[Some records]
------------
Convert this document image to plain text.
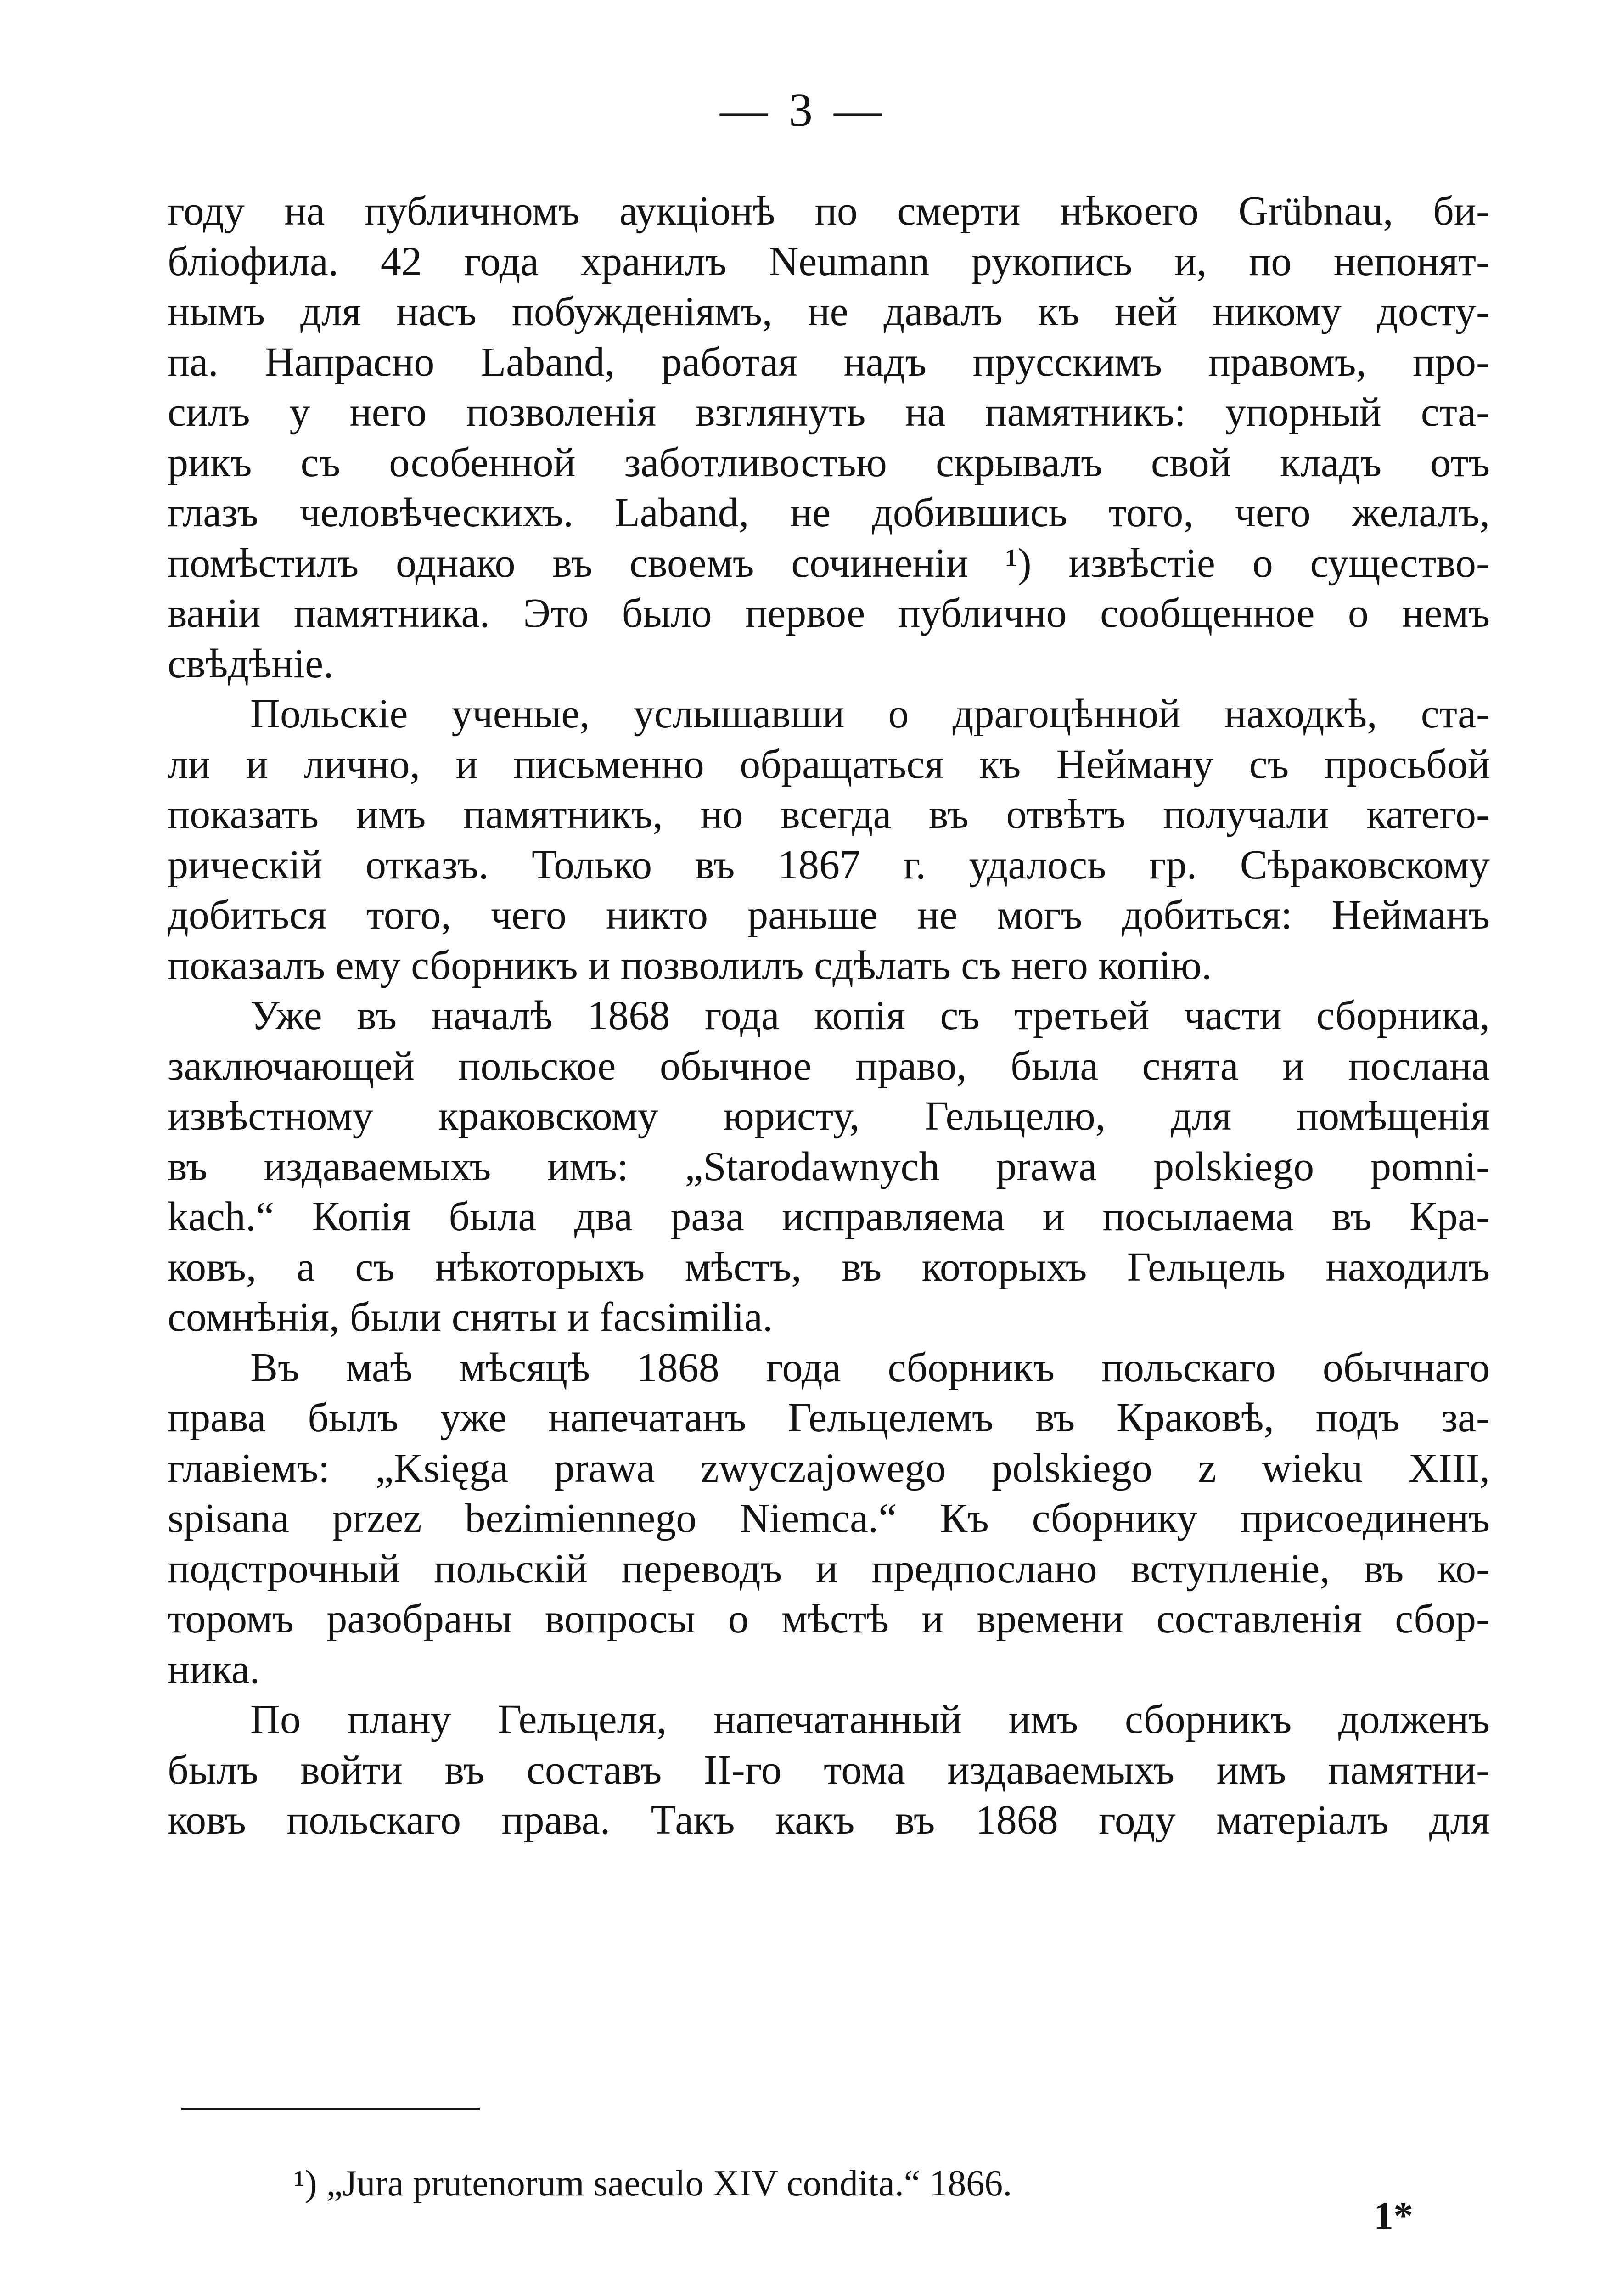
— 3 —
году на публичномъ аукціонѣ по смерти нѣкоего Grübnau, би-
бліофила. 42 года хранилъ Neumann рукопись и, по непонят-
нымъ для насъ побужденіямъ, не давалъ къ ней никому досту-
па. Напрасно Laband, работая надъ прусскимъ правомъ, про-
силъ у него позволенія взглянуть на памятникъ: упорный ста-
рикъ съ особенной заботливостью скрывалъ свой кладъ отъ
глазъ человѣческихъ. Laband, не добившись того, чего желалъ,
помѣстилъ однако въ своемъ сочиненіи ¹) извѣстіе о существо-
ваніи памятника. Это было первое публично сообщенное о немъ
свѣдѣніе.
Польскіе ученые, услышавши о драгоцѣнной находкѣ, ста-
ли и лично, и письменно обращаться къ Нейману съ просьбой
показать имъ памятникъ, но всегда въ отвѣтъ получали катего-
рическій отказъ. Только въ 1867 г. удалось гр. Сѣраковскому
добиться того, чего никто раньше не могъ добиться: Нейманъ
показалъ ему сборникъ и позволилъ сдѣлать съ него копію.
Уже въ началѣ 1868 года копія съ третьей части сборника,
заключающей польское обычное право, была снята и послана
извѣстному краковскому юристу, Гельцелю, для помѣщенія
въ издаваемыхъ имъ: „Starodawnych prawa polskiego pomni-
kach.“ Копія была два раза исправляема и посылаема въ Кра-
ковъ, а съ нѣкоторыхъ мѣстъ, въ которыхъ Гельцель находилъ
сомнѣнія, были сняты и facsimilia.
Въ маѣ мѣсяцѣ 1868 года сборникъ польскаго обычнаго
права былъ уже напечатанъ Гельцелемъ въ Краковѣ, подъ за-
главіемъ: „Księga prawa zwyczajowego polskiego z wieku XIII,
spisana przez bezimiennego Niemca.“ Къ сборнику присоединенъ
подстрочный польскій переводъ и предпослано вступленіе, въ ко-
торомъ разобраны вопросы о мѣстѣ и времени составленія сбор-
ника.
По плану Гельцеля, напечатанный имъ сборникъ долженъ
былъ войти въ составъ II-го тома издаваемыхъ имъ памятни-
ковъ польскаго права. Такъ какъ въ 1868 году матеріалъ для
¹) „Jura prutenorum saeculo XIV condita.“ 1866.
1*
------------
## Stated problem
Among the lines of the data above, determine how many contain the word "него". Report the number alone.

## Worked solution
2